▶ GOAL OF THE EXERCISE: Return the records in full, exactly as given.

Records from a dataset
---------------
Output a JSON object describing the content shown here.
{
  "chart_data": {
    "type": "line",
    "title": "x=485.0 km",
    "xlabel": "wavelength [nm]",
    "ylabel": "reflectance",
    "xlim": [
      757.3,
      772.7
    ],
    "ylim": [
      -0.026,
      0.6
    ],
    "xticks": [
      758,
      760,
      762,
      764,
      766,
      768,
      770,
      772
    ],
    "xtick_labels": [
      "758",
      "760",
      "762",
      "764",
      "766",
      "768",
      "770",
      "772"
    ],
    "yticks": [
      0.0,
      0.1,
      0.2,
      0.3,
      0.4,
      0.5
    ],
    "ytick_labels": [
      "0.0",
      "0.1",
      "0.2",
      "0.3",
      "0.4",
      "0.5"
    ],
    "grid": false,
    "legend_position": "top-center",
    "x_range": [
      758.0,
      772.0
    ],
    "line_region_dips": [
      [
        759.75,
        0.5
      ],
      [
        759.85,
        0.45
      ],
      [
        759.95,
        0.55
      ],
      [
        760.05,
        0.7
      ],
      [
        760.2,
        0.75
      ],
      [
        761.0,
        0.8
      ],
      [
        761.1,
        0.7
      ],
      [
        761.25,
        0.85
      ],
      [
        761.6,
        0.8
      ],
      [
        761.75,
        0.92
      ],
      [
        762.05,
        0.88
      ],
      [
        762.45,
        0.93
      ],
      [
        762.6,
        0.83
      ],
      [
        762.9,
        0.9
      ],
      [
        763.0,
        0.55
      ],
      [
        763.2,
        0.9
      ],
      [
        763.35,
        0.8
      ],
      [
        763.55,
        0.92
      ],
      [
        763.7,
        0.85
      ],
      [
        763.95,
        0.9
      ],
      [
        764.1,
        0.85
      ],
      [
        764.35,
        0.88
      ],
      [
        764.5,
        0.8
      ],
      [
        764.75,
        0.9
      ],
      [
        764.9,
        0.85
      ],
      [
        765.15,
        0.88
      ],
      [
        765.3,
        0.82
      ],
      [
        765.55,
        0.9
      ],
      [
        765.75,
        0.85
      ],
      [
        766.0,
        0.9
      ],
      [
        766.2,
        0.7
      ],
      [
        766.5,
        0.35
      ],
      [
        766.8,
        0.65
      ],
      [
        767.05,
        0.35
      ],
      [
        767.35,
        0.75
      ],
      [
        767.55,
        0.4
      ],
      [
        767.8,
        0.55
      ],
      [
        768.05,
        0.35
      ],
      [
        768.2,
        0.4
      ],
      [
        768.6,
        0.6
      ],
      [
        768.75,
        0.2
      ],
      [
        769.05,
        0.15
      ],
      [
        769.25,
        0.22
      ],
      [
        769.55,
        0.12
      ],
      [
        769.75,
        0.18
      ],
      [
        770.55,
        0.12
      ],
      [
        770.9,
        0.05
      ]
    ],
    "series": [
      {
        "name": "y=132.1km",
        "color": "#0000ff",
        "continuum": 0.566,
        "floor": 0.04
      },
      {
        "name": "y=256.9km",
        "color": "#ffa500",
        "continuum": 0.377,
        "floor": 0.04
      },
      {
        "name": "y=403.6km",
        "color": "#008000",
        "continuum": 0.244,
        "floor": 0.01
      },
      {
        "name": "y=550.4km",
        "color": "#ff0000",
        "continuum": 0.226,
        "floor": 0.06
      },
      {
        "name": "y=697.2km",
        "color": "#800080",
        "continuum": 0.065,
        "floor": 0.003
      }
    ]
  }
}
---------------
▶ FINAL ANSWER:
Output a JSON object describing the content shown here.
{
  "chart_data": {
    "type": "line",
    "title": "x=485.0 km",
    "xlabel": "wavelength [nm]",
    "ylabel": "reflectance",
    "xlim": [
      757.3,
      772.7
    ],
    "ylim": [
      -0.026,
      0.6
    ],
    "xticks": [
      758,
      760,
      762,
      764,
      766,
      768,
      770,
      772
    ],
    "xtick_labels": [
      "758",
      "760",
      "762",
      "764",
      "766",
      "768",
      "770",
      "772"
    ],
    "yticks": [
      0.0,
      0.1,
      0.2,
      0.3,
      0.4,
      0.5
    ],
    "ytick_labels": [
      "0.0",
      "0.1",
      "0.2",
      "0.3",
      "0.4",
      "0.5"
    ],
    "grid": false,
    "legend_position": "top-center",
    "x_range": [
      758.0,
      772.0
    ],
    "line_region_dips": [
      [
        759.75,
        0.5
      ],
      [
        759.85,
        0.45
      ],
      [
        759.95,
        0.55
      ],
      [
        760.05,
        0.7
      ],
      [
        760.2,
        0.75
      ],
      [
        761.0,
        0.8
      ],
      [
        761.1,
        0.7
      ],
      [
        761.25,
        0.85
      ],
      [
        761.6,
        0.8
      ],
      [
        761.75,
        0.92
      ],
      [
        762.05,
        0.88
      ],
      [
        762.45,
        0.93
      ],
      [
        762.6,
        0.83
      ],
      [
        762.9,
        0.9
      ],
      [
        763.0,
        0.55
      ],
      [
        763.2,
        0.9
      ],
      [
        763.35,
        0.8
      ],
      [
        763.55,
        0.92
      ],
      [
        763.7,
        0.85
      ],
      [
        763.95,
        0.9
      ],
      [
        764.1,
        0.85
      ],
      [
        764.35,
        0.88
      ],
      [
        764.5,
        0.8
      ],
      [
        764.75,
        0.9
      ],
      [
        764.9,
        0.85
      ],
      [
        765.15,
        0.88
      ],
      [
        765.3,
        0.82
      ],
      [
        765.55,
        0.9
      ],
      [
        765.75,
        0.85
      ],
      [
        766.0,
        0.9
      ],
      [
        766.2,
        0.7
      ],
      [
        766.5,
        0.35
      ],
      [
        766.8,
        0.65
      ],
      [
        767.05,
        0.35
      ],
      [
        767.35,
        0.75
      ],
      [
        767.55,
        0.4
      ],
      [
        767.8,
        0.55
      ],
      [
        768.05,
        0.35
      ],
      [
        768.2,
        0.4
      ],
      [
        768.6,
        0.6
      ],
      [
        768.75,
        0.2
      ],
      [
        769.05,
        0.15
      ],
      [
        769.25,
        0.22
      ],
      [
        769.55,
        0.12
      ],
      [
        769.75,
        0.18
      ],
      [
        770.55,
        0.12
      ],
      [
        770.9,
        0.05
      ]
    ],
    "series": [
      {
        "name": "y=132.1km",
        "color": "#0000ff",
        "continuum": 0.566,
        "floor": 0.04
      },
      {
        "name": "y=256.9km",
        "color": "#ffa500",
        "continuum": 0.377,
        "floor": 0.04
      },
      {
        "name": "y=403.6km",
        "color": "#008000",
        "continuum": 0.244,
        "floor": 0.01
      },
      {
        "name": "y=550.4km",
        "color": "#ff0000",
        "continuum": 0.226,
        "floor": 0.06
      },
      {
        "name": "y=697.2km",
        "color": "#800080",
        "continuum": 0.065,
        "floor": 0.003
      }
    ]
  }
}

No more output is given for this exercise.